%%

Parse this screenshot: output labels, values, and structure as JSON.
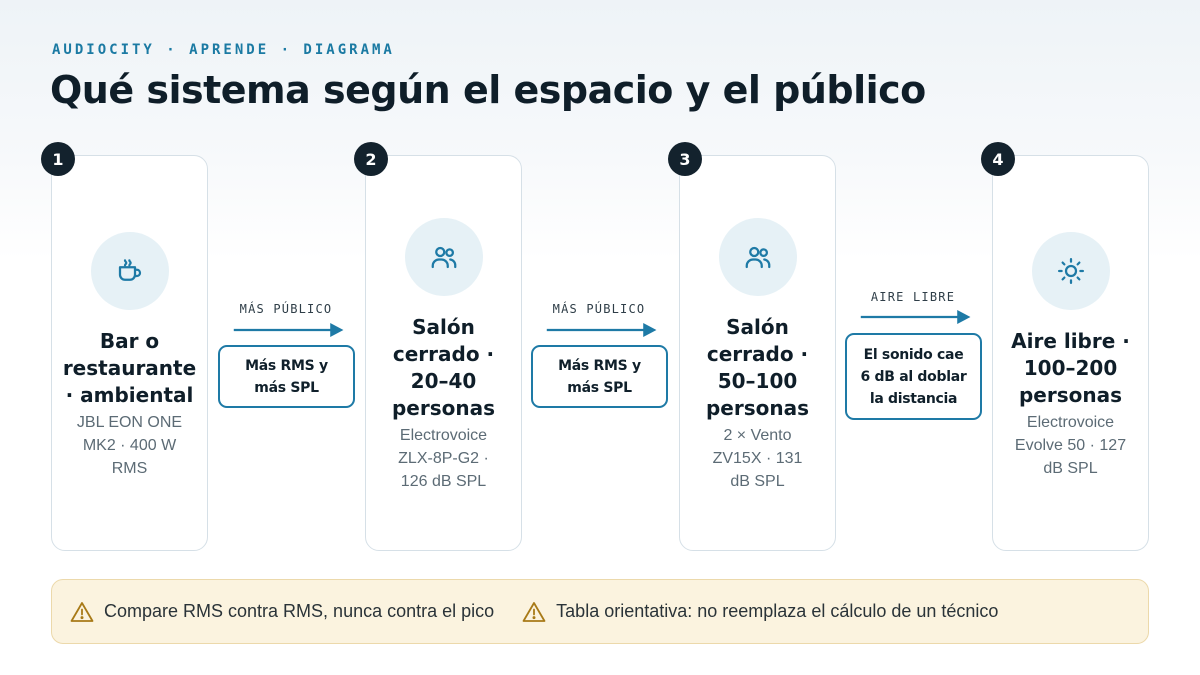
{
  "header": {
    "eyebrow": "AUDIOCITY · APRENDE · DIAGRAMA",
    "title": "Qué sistema según el espacio y el público"
  },
  "steps": [
    {
      "number": "1",
      "icon": "cup-icon",
      "title_lines": [
        "Bar o",
        "restaurante",
        "· ambiental"
      ],
      "sub_lines": [
        "JBL EON ONE",
        "MK2 · 400 W",
        "RMS"
      ]
    },
    {
      "number": "2",
      "icon": "people-icon",
      "title_lines": [
        "Salón",
        "cerrado ·",
        "20–40",
        "personas"
      ],
      "sub_lines": [
        "Electrovoice",
        "ZLX-8P-G2 ·",
        "126 dB SPL"
      ]
    },
    {
      "number": "3",
      "icon": "people-icon",
      "title_lines": [
        "Salón",
        "cerrado ·",
        "50–100",
        "personas"
      ],
      "sub_lines": [
        "2 × Vento",
        "ZV15X · 131",
        "dB SPL"
      ]
    },
    {
      "number": "4",
      "icon": "sun-icon",
      "title_lines": [
        "Aire libre ·",
        "100–200",
        "personas"
      ],
      "sub_lines": [
        "Electrovoice",
        "Evolve 50 · 127",
        "dB SPL"
      ]
    }
  ],
  "transitions": [
    {
      "label": "MÁS PÚBLICO",
      "note_lines": [
        "Más RMS y",
        "más SPL"
      ]
    },
    {
      "label": "MÁS PÚBLICO",
      "note_lines": [
        "Más RMS y",
        "más SPL"
      ]
    },
    {
      "label": "AIRE LIBRE",
      "note_lines": [
        "El sonido cae",
        "6 dB al doblar",
        "la distancia"
      ]
    }
  ],
  "footer": {
    "warnings": [
      "Compare RMS contra RMS, nunca contra el pico",
      "Tabla orientativa: no reemplaza el cálculo de un técnico"
    ]
  },
  "colors": {
    "accent": "#1e7aa6",
    "badge": "#13222d",
    "warning_bg": "#fbf3df",
    "icon_bg": "#e6f1f6"
  }
}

%%

YOUR TASK. Return the full material word for word. Do not include the pictures.

SOLUTION FOR THIS PROBLEM.
Parse this screenshot: output labels, values, and structure as JSON.
{
  "header": {
    "eyebrow": "AUDIOCITY · APRENDE · DIAGRAMA",
    "title": "Qué sistema según el espacio y el público"
  },
  "steps": [
    {
      "number": "1",
      "icon": "cup-icon",
      "title_lines": [
        "Bar o",
        "restaurante",
        "· ambiental"
      ],
      "sub_lines": [
        "JBL EON ONE",
        "MK2 · 400 W",
        "RMS"
      ]
    },
    {
      "number": "2",
      "icon": "people-icon",
      "title_lines": [
        "Salón",
        "cerrado ·",
        "20–40",
        "personas"
      ],
      "sub_lines": [
        "Electrovoice",
        "ZLX-8P-G2 ·",
        "126 dB SPL"
      ]
    },
    {
      "number": "3",
      "icon": "people-icon",
      "title_lines": [
        "Salón",
        "cerrado ·",
        "50–100",
        "personas"
      ],
      "sub_lines": [
        "2 × Vento",
        "ZV15X · 131",
        "dB SPL"
      ]
    },
    {
      "number": "4",
      "icon": "sun-icon",
      "title_lines": [
        "Aire libre ·",
        "100–200",
        "personas"
      ],
      "sub_lines": [
        "Electrovoice",
        "Evolve 50 · 127",
        "dB SPL"
      ]
    }
  ],
  "transitions": [
    {
      "label": "MÁS PÚBLICO",
      "note_lines": [
        "Más RMS y",
        "más SPL"
      ]
    },
    {
      "label": "MÁS PÚBLICO",
      "note_lines": [
        "Más RMS y",
        "más SPL"
      ]
    },
    {
      "label": "AIRE LIBRE",
      "note_lines": [
        "El sonido cae",
        "6 dB al doblar",
        "la distancia"
      ]
    }
  ],
  "footer": {
    "warnings": [
      "Compare RMS contra RMS, nunca contra el pico",
      "Tabla orientativa: no reemplaza el cálculo de un técnico"
    ]
  },
  "colors": {
    "accent": "#1e7aa6",
    "badge": "#13222d",
    "warning_bg": "#fbf3df",
    "icon_bg": "#e6f1f6"
  }
}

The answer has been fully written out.